___ TASK MATERIAL

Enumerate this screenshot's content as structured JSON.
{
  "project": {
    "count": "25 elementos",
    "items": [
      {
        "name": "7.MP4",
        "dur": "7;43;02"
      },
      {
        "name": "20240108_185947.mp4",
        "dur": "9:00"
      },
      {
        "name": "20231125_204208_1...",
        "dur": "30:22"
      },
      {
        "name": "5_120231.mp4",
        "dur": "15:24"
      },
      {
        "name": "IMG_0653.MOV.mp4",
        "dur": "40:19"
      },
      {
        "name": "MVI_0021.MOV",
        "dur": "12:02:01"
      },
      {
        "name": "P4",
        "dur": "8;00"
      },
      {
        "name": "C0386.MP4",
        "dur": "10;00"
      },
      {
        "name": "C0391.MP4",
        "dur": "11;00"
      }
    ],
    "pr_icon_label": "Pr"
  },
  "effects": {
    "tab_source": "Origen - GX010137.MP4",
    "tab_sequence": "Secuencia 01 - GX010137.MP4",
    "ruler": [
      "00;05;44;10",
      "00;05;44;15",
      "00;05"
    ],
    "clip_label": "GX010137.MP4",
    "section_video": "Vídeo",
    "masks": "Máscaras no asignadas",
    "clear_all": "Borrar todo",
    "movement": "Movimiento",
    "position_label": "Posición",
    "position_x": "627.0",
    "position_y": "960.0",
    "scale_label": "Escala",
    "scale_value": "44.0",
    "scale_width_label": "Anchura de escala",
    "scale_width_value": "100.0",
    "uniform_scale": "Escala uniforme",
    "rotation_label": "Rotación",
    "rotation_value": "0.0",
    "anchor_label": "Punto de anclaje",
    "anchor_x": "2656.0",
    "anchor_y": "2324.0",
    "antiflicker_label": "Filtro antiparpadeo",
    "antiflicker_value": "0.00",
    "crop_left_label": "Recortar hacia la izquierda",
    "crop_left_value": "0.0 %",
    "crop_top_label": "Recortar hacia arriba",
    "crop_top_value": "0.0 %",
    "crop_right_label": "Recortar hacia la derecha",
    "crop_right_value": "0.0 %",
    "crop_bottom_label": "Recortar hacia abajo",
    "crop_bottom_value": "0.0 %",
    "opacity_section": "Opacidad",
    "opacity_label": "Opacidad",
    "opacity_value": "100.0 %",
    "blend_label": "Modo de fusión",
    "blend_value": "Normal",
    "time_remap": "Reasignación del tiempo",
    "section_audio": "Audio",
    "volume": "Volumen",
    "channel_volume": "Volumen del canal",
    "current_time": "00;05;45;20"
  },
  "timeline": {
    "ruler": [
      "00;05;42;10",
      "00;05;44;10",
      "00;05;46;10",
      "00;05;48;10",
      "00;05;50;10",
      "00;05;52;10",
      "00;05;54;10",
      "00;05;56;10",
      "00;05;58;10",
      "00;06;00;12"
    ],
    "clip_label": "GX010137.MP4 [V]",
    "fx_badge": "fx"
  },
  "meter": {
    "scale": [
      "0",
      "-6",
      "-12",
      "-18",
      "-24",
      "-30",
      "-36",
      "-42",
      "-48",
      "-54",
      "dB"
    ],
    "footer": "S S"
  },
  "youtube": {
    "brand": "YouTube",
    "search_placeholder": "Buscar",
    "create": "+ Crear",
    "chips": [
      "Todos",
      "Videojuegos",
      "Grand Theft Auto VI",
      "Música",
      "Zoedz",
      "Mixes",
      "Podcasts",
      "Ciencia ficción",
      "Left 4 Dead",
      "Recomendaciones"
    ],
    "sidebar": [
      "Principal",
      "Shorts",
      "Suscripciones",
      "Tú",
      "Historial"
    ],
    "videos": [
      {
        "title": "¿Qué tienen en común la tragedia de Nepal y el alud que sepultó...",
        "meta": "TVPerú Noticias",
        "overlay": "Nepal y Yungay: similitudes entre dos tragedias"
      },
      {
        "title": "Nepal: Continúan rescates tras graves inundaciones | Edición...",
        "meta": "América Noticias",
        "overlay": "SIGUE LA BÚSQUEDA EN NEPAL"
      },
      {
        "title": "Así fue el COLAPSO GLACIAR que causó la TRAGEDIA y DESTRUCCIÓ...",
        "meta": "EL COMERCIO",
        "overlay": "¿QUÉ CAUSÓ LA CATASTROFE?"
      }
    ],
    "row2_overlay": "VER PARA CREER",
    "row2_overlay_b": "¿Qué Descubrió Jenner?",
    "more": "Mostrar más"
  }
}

______

Print every entry exactly as it appears.

Enumerate this screenshot's content as structured JSON.
{
  "project": {
    "count": "25 elementos",
    "items": [
      {
        "name": "7.MP4",
        "dur": "7;43;02"
      },
      {
        "name": "20240108_185947.mp4",
        "dur": "9:00"
      },
      {
        "name": "20231125_204208_1...",
        "dur": "30:22"
      },
      {
        "name": "5_120231.mp4",
        "dur": "15:24"
      },
      {
        "name": "IMG_0653.MOV.mp4",
        "dur": "40:19"
      },
      {
        "name": "MVI_0021.MOV",
        "dur": "12:02:01"
      },
      {
        "name": "P4",
        "dur": "8;00"
      },
      {
        "name": "C0386.MP4",
        "dur": "10;00"
      },
      {
        "name": "C0391.MP4",
        "dur": "11;00"
      }
    ],
    "pr_icon_label": "Pr"
  },
  "effects": {
    "tab_source": "Origen - GX010137.MP4",
    "tab_sequence": "Secuencia 01 - GX010137.MP4",
    "ruler": [
      "00;05;44;10",
      "00;05;44;15",
      "00;05"
    ],
    "clip_label": "GX010137.MP4",
    "section_video": "Vídeo",
    "masks": "Máscaras no asignadas",
    "clear_all": "Borrar todo",
    "movement": "Movimiento",
    "position_label": "Posición",
    "position_x": "627.0",
    "position_y": "960.0",
    "scale_label": "Escala",
    "scale_value": "44.0",
    "scale_width_label": "Anchura de escala",
    "scale_width_value": "100.0",
    "uniform_scale": "Escala uniforme",
    "rotation_label": "Rotación",
    "rotation_value": "0.0",
    "anchor_label": "Punto de anclaje",
    "anchor_x": "2656.0",
    "anchor_y": "2324.0",
    "antiflicker_label": "Filtro antiparpadeo",
    "antiflicker_value": "0.00",
    "crop_left_label": "Recortar hacia la izquierda",
    "crop_left_value": "0.0 %",
    "crop_top_label": "Recortar hacia arriba",
    "crop_top_value": "0.0 %",
    "crop_right_label": "Recortar hacia la derecha",
    "crop_right_value": "0.0 %",
    "crop_bottom_label": "Recortar hacia abajo",
    "crop_bottom_value": "0.0 %",
    "opacity_section": "Opacidad",
    "opacity_label": "Opacidad",
    "opacity_value": "100.0 %",
    "blend_label": "Modo de fusión",
    "blend_value": "Normal",
    "time_remap": "Reasignación del tiempo",
    "section_audio": "Audio",
    "volume": "Volumen",
    "channel_volume": "Volumen del canal",
    "current_time": "00;05;45;20"
  },
  "timeline": {
    "ruler": [
      "00;05;42;10",
      "00;05;44;10",
      "00;05;46;10",
      "00;05;48;10",
      "00;05;50;10",
      "00;05;52;10",
      "00;05;54;10",
      "00;05;56;10",
      "00;05;58;10",
      "00;06;00;12"
    ],
    "clip_label": "GX010137.MP4 [V]",
    "fx_badge": "fx"
  },
  "meter": {
    "scale": [
      "0",
      "-6",
      "-12",
      "-18",
      "-24",
      "-30",
      "-36",
      "-42",
      "-48",
      "-54",
      "dB"
    ],
    "footer": "S S"
  },
  "youtube": {
    "brand": "YouTube",
    "search_placeholder": "Buscar",
    "create": "+ Crear",
    "chips": [
      "Todos",
      "Videojuegos",
      "Grand Theft Auto VI",
      "Música",
      "Zoedz",
      "Mixes",
      "Podcasts",
      "Ciencia ficción",
      "Left 4 Dead",
      "Recomendaciones"
    ],
    "sidebar": [
      "Principal",
      "Shorts",
      "Suscripciones",
      "Tú",
      "Historial"
    ],
    "videos": [
      {
        "title": "¿Qué tienen en común la tragedia de Nepal y el alud que sepultó...",
        "meta": "TVPerú Noticias",
        "overlay": "Nepal y Yungay: similitudes entre dos tragedias"
      },
      {
        "title": "Nepal: Continúan rescates tras graves inundaciones | Edición...",
        "meta": "América Noticias",
        "overlay": "SIGUE LA BÚSQUEDA EN NEPAL"
      },
      {
        "title": "Así fue el COLAPSO GLACIAR que causó la TRAGEDIA y DESTRUCCIÓ...",
        "meta": "EL COMERCIO",
        "overlay": "¿QUÉ CAUSÓ LA CATASTROFE?"
      }
    ],
    "row2_overlay": "VER PARA CREER",
    "row2_overlay_b": "¿Qué Descubrió Jenner?",
    "more": "Mostrar más"
  }
}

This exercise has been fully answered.